[START OF Material supplied]
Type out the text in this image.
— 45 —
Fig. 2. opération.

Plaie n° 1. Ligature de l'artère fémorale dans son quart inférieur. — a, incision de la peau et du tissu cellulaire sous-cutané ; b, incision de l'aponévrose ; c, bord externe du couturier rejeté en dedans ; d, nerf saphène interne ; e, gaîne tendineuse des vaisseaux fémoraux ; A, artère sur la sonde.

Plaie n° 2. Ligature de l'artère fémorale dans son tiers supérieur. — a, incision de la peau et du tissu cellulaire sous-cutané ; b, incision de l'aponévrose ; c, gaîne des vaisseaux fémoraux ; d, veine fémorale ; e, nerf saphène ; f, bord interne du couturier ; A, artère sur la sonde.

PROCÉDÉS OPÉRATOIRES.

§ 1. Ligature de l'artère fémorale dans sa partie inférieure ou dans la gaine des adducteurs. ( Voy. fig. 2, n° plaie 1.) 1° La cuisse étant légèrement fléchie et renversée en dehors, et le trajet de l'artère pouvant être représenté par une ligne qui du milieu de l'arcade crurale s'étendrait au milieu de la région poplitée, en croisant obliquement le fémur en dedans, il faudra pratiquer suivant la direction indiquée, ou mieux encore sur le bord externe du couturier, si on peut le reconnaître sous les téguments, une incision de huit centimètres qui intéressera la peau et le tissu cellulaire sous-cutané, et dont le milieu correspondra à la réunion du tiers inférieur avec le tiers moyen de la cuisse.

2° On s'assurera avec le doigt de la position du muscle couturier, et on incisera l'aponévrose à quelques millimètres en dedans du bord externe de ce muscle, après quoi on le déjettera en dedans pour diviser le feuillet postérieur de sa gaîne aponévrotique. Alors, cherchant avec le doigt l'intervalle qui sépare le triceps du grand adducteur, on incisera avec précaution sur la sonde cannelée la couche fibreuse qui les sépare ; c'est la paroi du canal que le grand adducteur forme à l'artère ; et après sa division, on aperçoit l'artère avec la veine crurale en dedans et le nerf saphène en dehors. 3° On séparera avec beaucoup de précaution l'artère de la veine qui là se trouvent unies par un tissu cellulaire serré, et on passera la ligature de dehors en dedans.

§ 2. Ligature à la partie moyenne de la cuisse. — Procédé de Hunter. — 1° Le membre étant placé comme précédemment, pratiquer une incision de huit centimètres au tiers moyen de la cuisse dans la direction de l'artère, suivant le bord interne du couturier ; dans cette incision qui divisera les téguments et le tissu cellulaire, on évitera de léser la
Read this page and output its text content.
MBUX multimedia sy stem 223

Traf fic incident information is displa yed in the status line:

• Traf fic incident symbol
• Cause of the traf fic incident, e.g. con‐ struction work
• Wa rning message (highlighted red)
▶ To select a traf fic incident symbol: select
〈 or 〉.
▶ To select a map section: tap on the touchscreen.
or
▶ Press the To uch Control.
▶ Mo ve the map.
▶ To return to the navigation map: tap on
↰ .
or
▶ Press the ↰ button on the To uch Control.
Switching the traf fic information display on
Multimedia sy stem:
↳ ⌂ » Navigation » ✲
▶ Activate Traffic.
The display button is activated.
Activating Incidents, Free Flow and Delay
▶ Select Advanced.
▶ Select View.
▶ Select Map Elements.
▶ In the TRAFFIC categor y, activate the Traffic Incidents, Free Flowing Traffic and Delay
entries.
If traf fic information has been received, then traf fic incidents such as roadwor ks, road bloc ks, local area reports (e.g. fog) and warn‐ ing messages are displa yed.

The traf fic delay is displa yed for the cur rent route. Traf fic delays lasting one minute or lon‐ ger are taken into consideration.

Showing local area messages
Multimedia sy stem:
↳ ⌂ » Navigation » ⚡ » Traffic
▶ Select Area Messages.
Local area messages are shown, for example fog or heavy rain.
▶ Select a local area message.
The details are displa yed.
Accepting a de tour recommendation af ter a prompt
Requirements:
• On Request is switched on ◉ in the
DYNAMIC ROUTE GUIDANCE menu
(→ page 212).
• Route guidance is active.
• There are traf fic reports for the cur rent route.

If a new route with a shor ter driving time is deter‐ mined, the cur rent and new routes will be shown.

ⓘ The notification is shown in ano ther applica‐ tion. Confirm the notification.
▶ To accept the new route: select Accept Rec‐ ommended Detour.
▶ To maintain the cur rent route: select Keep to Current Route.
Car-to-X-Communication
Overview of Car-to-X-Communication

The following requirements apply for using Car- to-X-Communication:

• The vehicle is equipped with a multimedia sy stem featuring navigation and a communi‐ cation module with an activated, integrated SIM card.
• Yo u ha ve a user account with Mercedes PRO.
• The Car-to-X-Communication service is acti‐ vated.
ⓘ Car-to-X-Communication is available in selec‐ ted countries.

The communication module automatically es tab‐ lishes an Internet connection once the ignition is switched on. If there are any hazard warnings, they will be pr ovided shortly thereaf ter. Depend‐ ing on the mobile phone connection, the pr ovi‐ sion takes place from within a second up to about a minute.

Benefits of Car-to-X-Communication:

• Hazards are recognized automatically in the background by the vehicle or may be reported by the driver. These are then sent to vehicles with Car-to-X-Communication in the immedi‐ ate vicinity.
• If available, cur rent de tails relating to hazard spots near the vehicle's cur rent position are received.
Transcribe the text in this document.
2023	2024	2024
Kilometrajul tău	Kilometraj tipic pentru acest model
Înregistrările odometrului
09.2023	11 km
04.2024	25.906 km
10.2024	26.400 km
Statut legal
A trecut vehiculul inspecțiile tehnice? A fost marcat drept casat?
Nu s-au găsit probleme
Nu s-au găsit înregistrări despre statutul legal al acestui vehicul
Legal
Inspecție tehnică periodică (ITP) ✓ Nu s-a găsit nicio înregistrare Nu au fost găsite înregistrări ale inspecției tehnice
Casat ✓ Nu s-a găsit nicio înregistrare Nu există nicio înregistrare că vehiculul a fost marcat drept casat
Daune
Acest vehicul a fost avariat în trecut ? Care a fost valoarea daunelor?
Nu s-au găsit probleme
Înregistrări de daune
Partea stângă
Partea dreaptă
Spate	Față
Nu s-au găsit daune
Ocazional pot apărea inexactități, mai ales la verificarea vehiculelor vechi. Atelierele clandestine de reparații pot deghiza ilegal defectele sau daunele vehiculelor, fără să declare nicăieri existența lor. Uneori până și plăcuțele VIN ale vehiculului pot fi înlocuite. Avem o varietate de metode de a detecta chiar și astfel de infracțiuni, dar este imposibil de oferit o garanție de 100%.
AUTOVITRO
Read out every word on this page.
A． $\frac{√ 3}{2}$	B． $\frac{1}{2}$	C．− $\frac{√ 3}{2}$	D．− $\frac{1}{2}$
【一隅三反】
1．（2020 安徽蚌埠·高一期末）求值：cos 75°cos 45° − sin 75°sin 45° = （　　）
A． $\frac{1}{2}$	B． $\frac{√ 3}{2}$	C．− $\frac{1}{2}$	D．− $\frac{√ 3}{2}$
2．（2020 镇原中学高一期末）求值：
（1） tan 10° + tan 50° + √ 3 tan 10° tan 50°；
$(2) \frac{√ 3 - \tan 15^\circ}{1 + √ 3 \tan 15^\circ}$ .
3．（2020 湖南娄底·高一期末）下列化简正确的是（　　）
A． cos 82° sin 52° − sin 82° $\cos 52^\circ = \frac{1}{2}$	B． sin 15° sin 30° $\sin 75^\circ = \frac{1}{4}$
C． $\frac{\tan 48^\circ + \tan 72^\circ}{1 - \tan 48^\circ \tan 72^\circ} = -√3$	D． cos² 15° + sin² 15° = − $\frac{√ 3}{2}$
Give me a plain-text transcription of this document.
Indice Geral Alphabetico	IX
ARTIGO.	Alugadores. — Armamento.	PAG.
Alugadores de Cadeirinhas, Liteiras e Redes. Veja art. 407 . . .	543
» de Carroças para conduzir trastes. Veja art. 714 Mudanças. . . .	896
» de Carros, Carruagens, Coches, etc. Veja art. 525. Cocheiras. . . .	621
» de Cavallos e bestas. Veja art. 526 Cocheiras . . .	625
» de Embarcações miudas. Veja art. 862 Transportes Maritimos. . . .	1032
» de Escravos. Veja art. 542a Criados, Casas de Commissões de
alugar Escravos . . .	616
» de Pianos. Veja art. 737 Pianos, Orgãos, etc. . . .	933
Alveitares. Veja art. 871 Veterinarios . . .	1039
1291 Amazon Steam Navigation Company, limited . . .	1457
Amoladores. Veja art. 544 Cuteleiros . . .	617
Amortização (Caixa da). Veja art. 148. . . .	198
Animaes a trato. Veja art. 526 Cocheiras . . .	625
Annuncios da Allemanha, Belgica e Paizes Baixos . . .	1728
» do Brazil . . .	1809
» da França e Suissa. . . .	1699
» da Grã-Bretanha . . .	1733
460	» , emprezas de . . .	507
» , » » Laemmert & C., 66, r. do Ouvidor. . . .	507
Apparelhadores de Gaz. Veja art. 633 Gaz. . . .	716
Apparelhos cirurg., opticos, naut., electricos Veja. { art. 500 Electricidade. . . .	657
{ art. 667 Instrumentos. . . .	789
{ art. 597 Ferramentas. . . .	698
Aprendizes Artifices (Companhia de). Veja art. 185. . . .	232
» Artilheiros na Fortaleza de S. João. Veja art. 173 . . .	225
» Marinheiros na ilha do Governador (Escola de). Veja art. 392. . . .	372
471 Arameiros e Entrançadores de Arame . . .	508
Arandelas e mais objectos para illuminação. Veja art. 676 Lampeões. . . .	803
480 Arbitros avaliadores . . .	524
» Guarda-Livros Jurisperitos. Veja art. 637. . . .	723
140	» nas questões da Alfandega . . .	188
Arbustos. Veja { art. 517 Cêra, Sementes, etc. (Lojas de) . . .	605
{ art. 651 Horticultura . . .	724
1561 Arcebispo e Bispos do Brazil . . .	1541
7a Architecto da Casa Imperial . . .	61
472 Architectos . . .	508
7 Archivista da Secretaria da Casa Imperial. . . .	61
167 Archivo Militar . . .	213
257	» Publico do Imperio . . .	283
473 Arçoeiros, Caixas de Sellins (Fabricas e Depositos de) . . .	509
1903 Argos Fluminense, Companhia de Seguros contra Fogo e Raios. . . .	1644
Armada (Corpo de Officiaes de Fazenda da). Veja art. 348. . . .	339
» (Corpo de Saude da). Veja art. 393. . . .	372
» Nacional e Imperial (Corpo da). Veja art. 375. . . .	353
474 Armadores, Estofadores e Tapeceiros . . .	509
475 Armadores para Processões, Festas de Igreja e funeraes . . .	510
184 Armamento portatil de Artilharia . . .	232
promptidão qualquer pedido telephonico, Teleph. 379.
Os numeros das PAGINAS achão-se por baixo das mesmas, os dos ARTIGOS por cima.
[END OF Material supplied]
Gather each line in the entries above where the string "găsit" is found.

Nu s-au găsit probleme
Nu s-au găsit înregistrări despre statutul legal al acestui vehicul
Inspecție tehnică periodică (ITP) ✓ Nu s-a găsit nicio înregistrare Nu au fost găsite înregistrări ale inspecției tehnice
Casat ✓ Nu s-a găsit nicio înregistrare Nu există nicio înregistrare că vehiculul a fost marcat drept casat
Nu s-au găsit probleme
Nu s-au găsit daune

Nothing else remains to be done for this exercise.